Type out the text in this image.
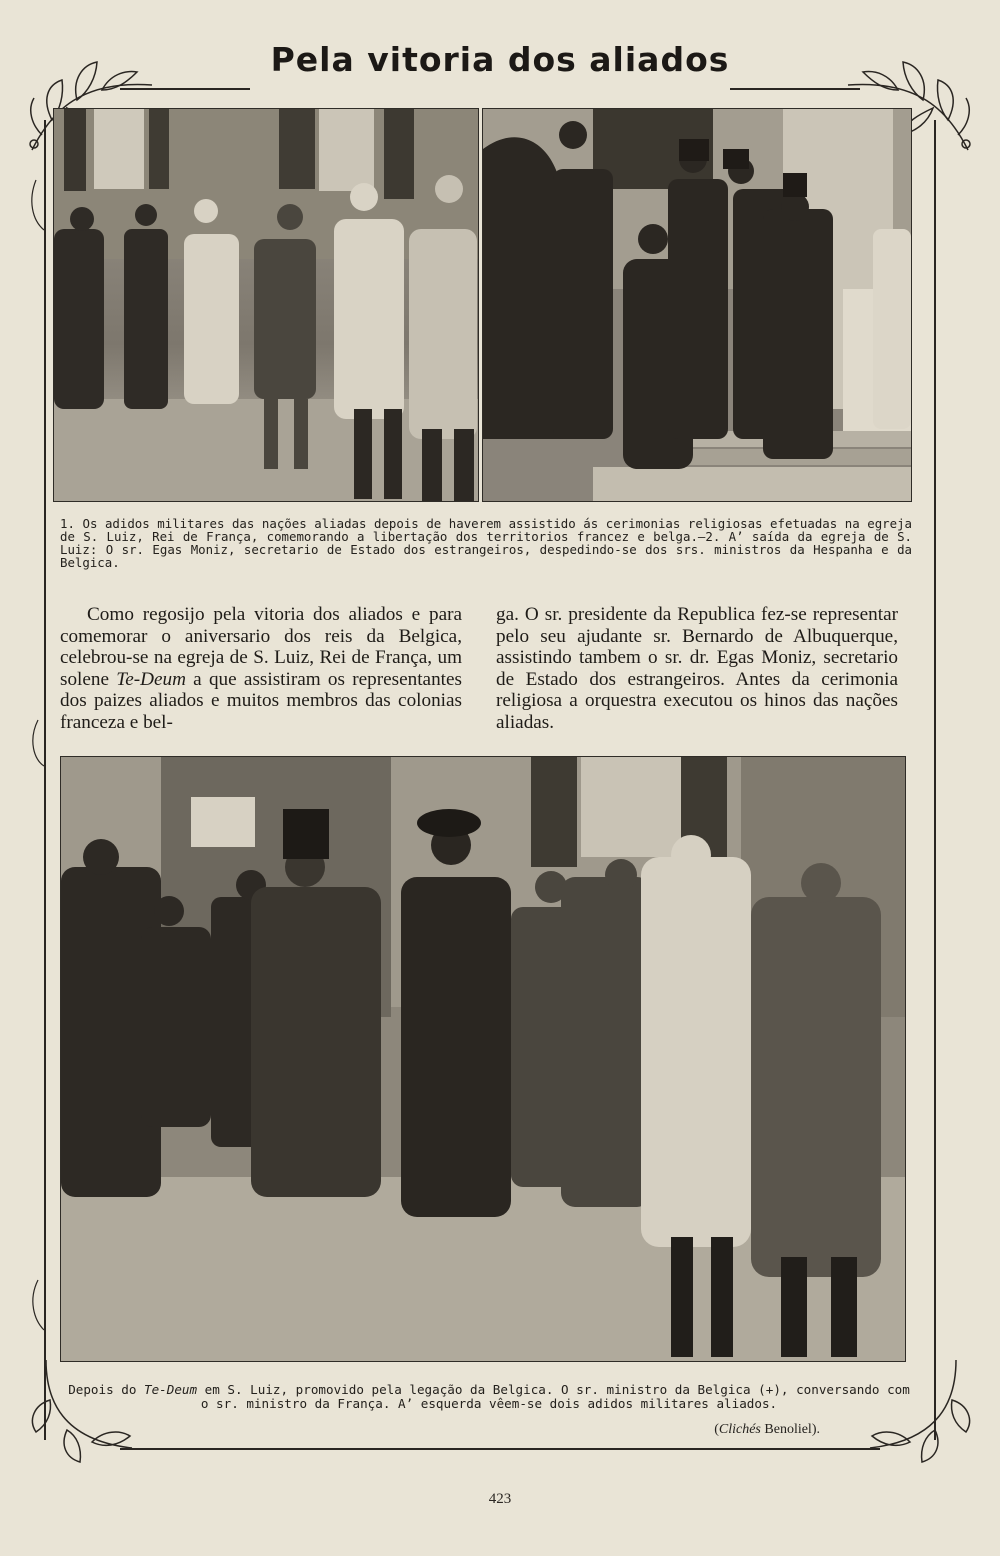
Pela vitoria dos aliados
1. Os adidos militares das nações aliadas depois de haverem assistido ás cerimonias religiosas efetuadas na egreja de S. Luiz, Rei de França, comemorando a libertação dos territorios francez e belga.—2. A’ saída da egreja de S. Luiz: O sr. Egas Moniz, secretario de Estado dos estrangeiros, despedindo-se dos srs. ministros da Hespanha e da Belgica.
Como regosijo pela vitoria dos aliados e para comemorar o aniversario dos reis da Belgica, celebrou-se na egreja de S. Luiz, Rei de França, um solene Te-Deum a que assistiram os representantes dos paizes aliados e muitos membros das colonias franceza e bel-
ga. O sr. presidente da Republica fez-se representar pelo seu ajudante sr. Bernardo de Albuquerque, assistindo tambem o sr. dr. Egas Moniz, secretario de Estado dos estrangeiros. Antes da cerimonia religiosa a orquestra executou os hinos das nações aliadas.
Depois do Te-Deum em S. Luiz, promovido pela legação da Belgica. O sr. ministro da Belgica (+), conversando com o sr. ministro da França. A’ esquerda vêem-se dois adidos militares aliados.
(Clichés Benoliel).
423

_GIVEN INSTRUCTION_
Without the pictures, reproduce every line of the records above exactly.

_EXERCISE ANSWER_
Type out the text in this image.
Pela vitoria dos aliados
1. Os adidos militares das nações aliadas depois de haverem assistido ás cerimonias religiosas efetuadas na egreja de S. Luiz, Rei de França, comemorando a libertação dos territorios francez e belga.—2. A’ saída da egreja de S. Luiz: O sr. Egas Moniz, secretario de Estado dos estrangeiros, despedindo-se dos srs. ministros da Hespanha e da Belgica.
Como regosijo pela vitoria dos aliados e para comemorar o aniversario dos reis da Belgica, celebrou-se na egreja de S. Luiz, Rei de França, um solene Te-Deum a que assistiram os representantes dos paizes aliados e muitos membros das colonias franceza e bel-
ga. O sr. presidente da Republica fez-se representar pelo seu ajudante sr. Bernardo de Albuquerque, assistindo tambem o sr. dr. Egas Moniz, secretario de Estado dos estrangeiros. Antes da cerimonia religiosa a orquestra executou os hinos das nações aliadas.
Depois do Te-Deum em S. Luiz, promovido pela legação da Belgica. O sr. ministro da Belgica (+), conversando com o sr. ministro da França. A’ esquerda vêem-se dois adidos militares aliados.
(Clichés Benoliel).
423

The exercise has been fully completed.